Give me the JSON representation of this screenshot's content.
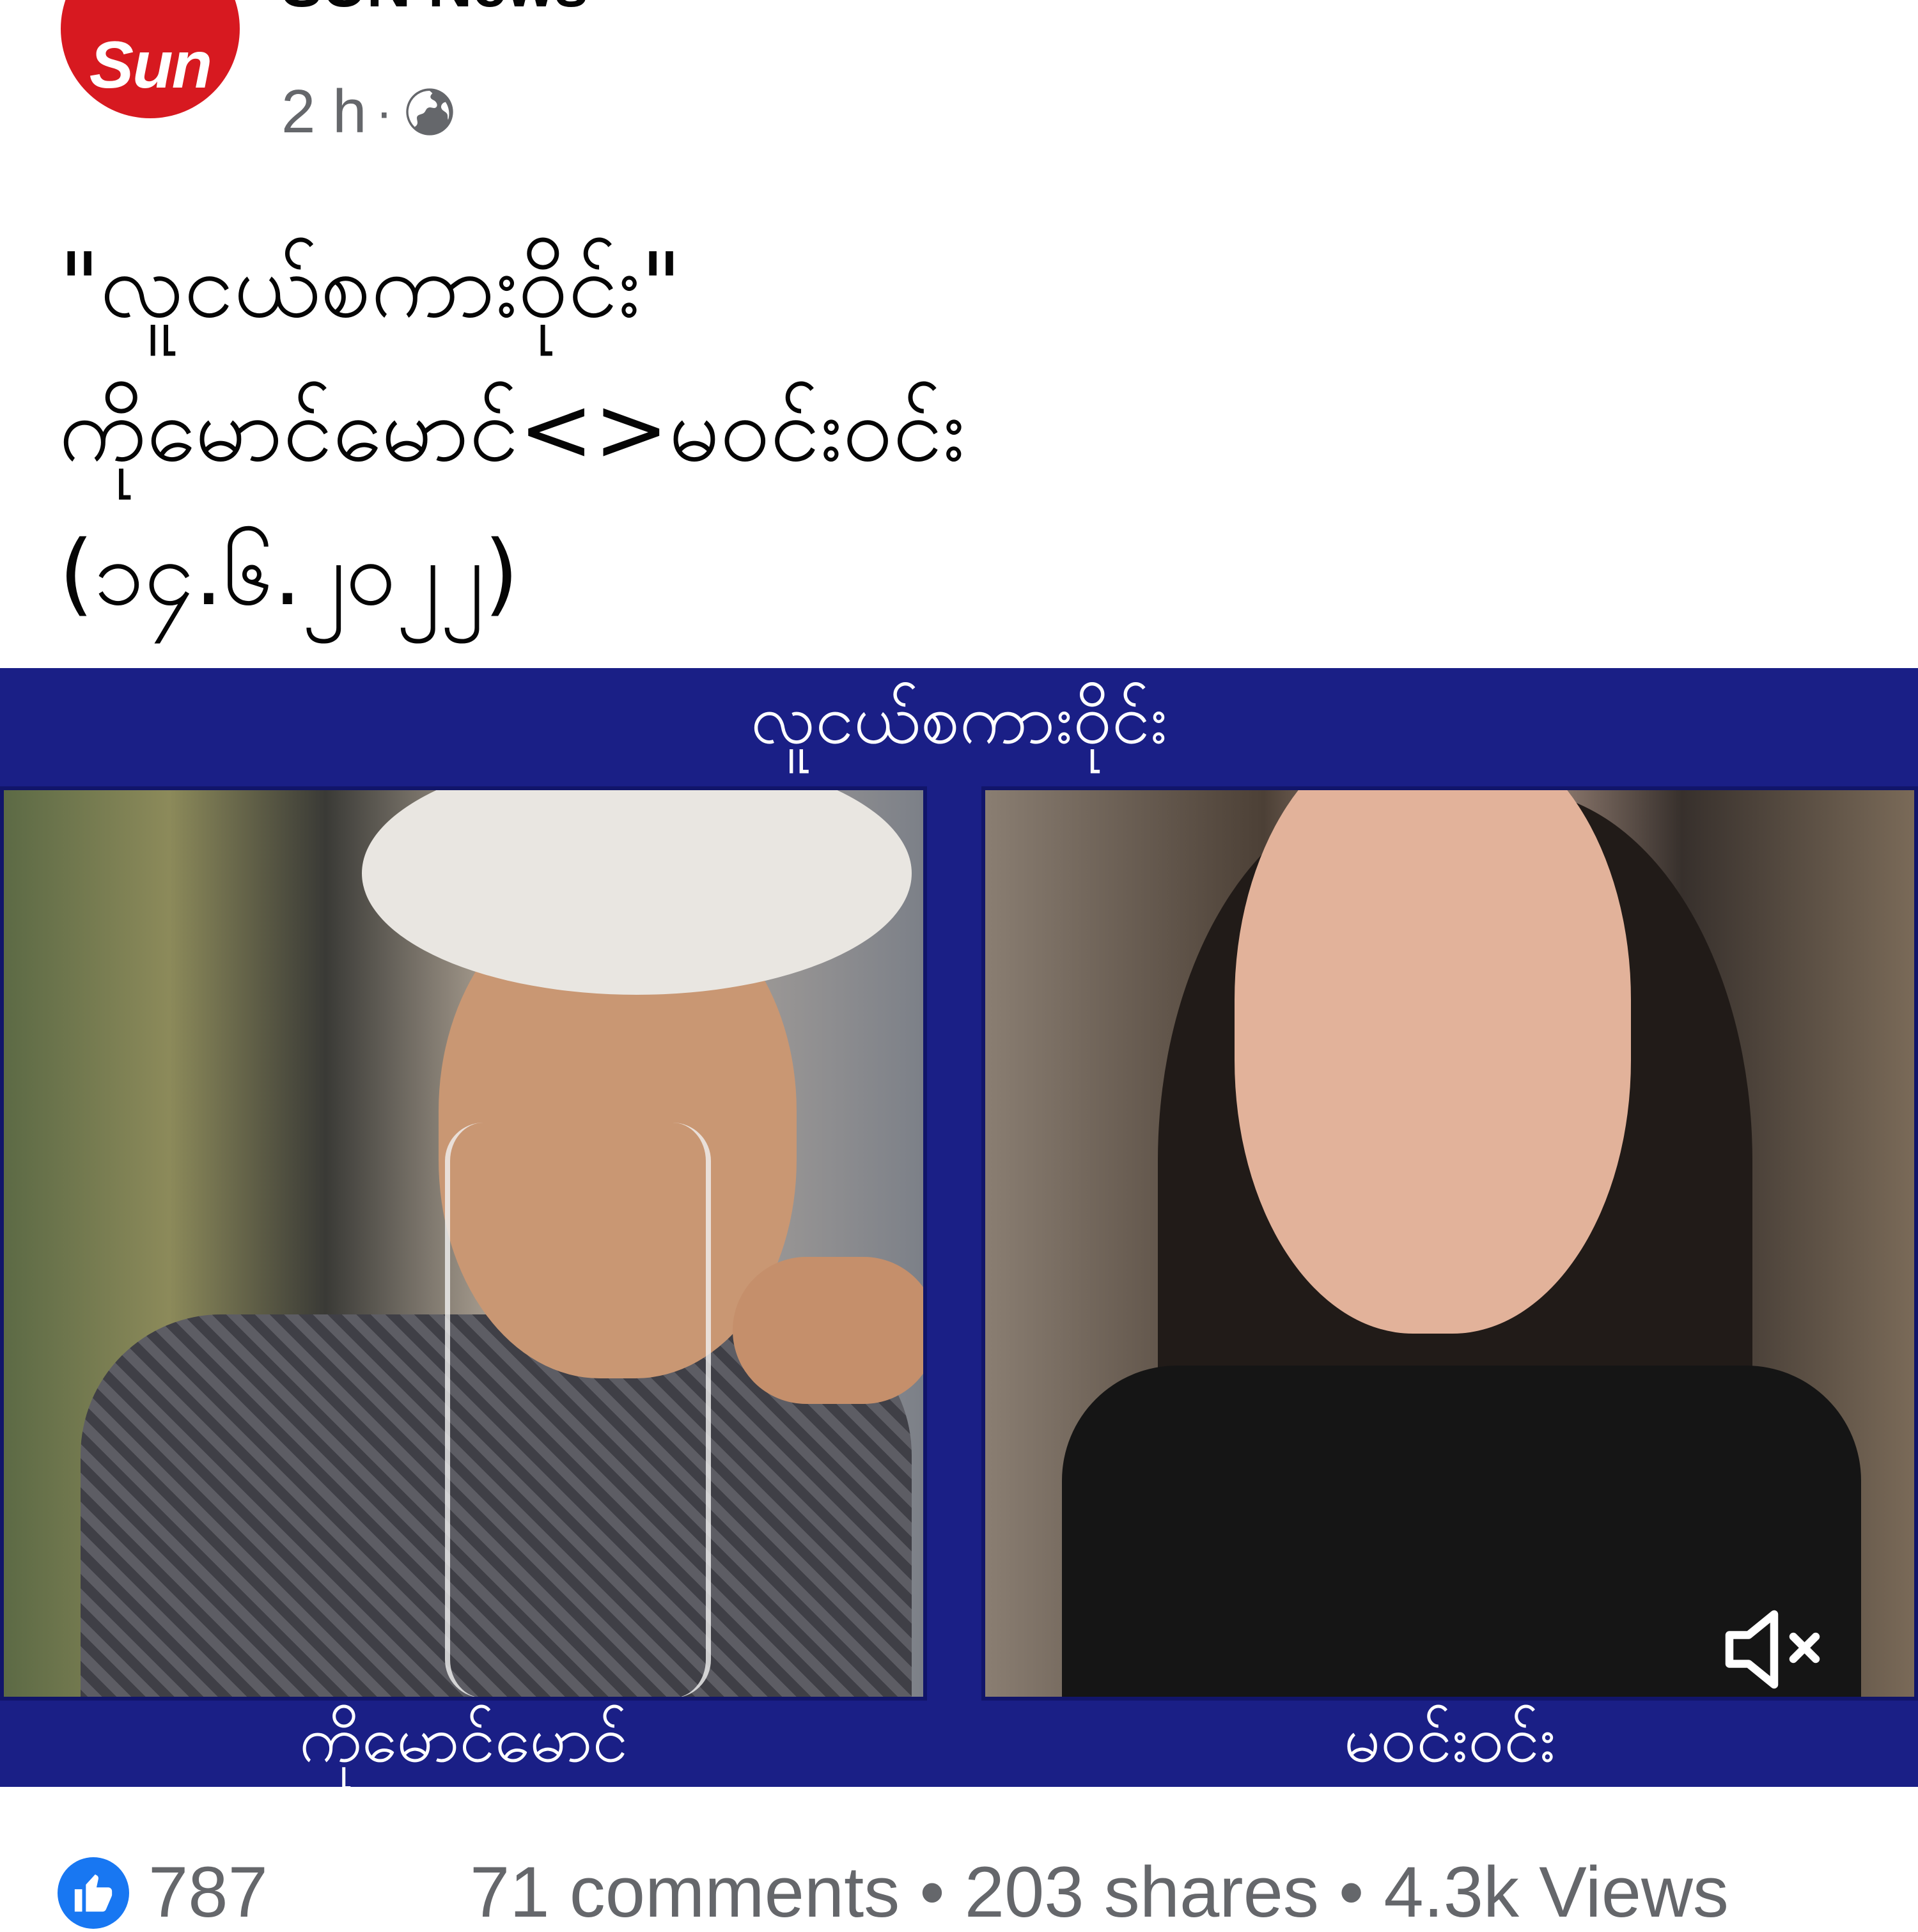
{
  "post": {
    "page_name": "SUN News",
    "avatar_text": "Sun",
    "time": "2 h",
    "separator": "·",
    "icon": "globe-icon",
    "text_lines": [
      "\"လူငယ်စကားဝိုင်း\"",
      "ကိုမောင်မောင်<>မဝင်းဝင်း",
      "(၁၄.၆.၂၀၂၂)"
    ]
  },
  "video": {
    "title": "လူငယ်စကားဝိုင်း",
    "left_speaker": "ကိုမောင်မောင်",
    "right_speaker": "မဝင်းဝင်း",
    "muted_icon": "mute-icon",
    "background_color": "#1a1f86"
  },
  "engagement": {
    "like_icon": "thumbs-up-icon",
    "reactions": "787",
    "stats": "71 comments • 203 shares • 4.3k Views"
  }
}
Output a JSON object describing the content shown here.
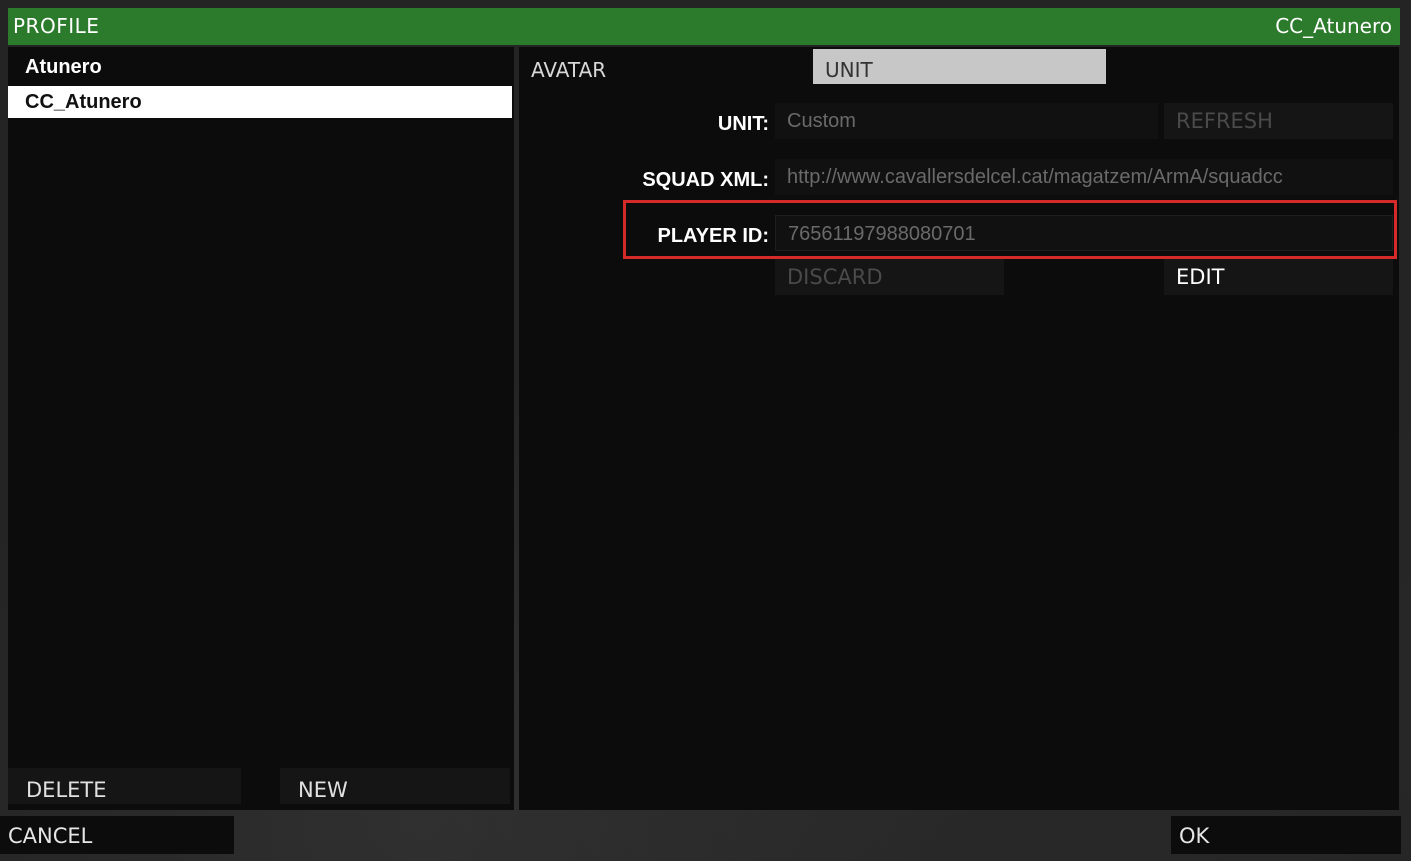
{
  "window": {
    "title": "PROFILE",
    "current_profile": "CC_Atunero"
  },
  "profiles": [
    {
      "name": "Atunero",
      "selected": false
    },
    {
      "name": "CC_Atunero",
      "selected": true
    }
  ],
  "left_buttons": {
    "delete": "DELETE",
    "new": "NEW"
  },
  "tabs": {
    "avatar": "AVATAR",
    "unit": "UNIT",
    "active": "UNIT"
  },
  "unit_form": {
    "unit_label": "UNIT:",
    "unit_value": "Custom",
    "refresh": "REFRESH",
    "squad_label": "SQUAD XML:",
    "squad_value": "http://www.cavallersdelcel.cat/magatzem/ArmA/squadcc",
    "player_label": "PLAYER ID:",
    "player_value": "76561197988080701",
    "discard": "DISCARD",
    "edit": "EDIT"
  },
  "footer": {
    "cancel": "CANCEL",
    "ok": "OK"
  },
  "colors": {
    "title_bar": "#2c7a2c",
    "highlight": "#d42a2a",
    "tab_active": "#c7c7c7"
  }
}
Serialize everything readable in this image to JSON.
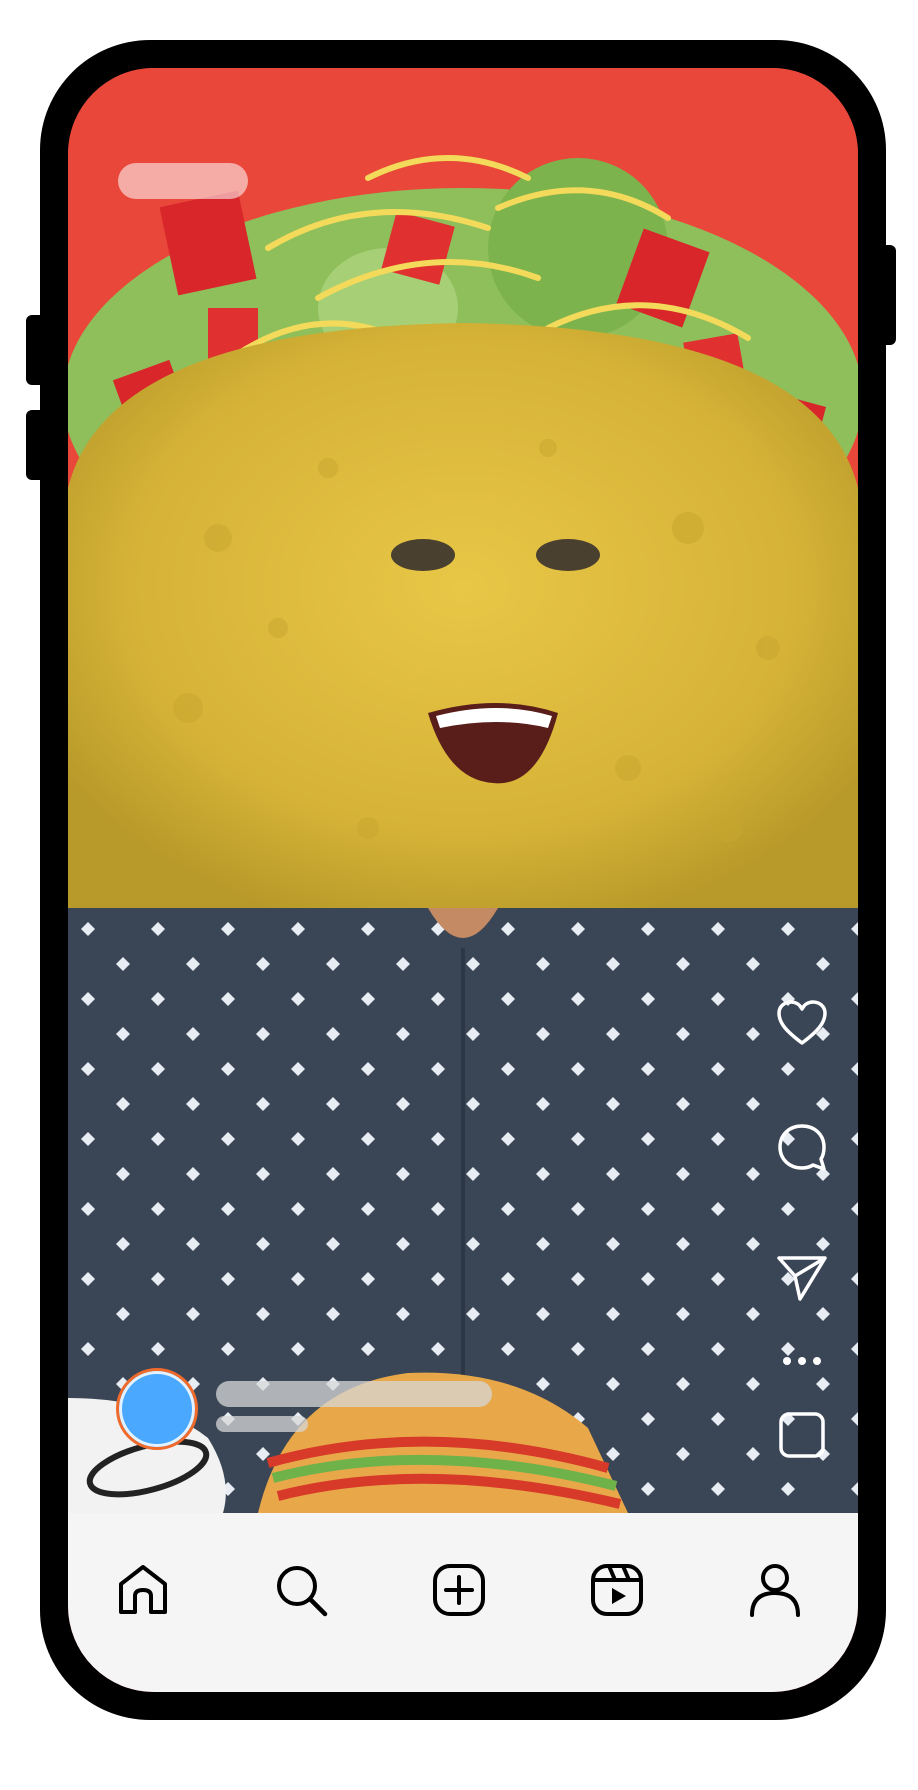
{
  "post": {
    "image": "taco-face-person-video",
    "caption": "",
    "author": ""
  },
  "actions": [
    {
      "name": "like",
      "icon": "heart-icon"
    },
    {
      "name": "comment",
      "icon": "comment-icon"
    },
    {
      "name": "share",
      "icon": "send-icon"
    },
    {
      "name": "more",
      "icon": "more-icon"
    },
    {
      "name": "audio",
      "icon": "audio-thumbnail-icon"
    }
  ],
  "nav": [
    {
      "name": "home",
      "icon": "home-icon"
    },
    {
      "name": "search",
      "icon": "search-icon"
    },
    {
      "name": "create",
      "icon": "plus-square-icon"
    },
    {
      "name": "reels",
      "icon": "reels-icon"
    },
    {
      "name": "profile",
      "icon": "profile-icon"
    }
  ],
  "colors": {
    "background": "#e9473a",
    "avatar": "#4aa8ff",
    "avatar_ring": "#f06a2b",
    "tabbar": "#f5f5f5"
  }
}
* * * * * * * * *
WHAT THE EXERCISE ASKS:
Emit the lines from the line containing "Serialize everything readable" to the final line of the material, inclusive, exactly as written; pictures are excluded.

REPLY TO THE EXERCISE:
Serialize everything readable in this image to JSON.
{
  "post": {
    "image": "taco-face-person-video",
    "caption": "",
    "author": ""
  },
  "actions": [
    {
      "name": "like",
      "icon": "heart-icon"
    },
    {
      "name": "comment",
      "icon": "comment-icon"
    },
    {
      "name": "share",
      "icon": "send-icon"
    },
    {
      "name": "more",
      "icon": "more-icon"
    },
    {
      "name": "audio",
      "icon": "audio-thumbnail-icon"
    }
  ],
  "nav": [
    {
      "name": "home",
      "icon": "home-icon"
    },
    {
      "name": "search",
      "icon": "search-icon"
    },
    {
      "name": "create",
      "icon": "plus-square-icon"
    },
    {
      "name": "reels",
      "icon": "reels-icon"
    },
    {
      "name": "profile",
      "icon": "profile-icon"
    }
  ],
  "colors": {
    "background": "#e9473a",
    "avatar": "#4aa8ff",
    "avatar_ring": "#f06a2b",
    "tabbar": "#f5f5f5"
  }
}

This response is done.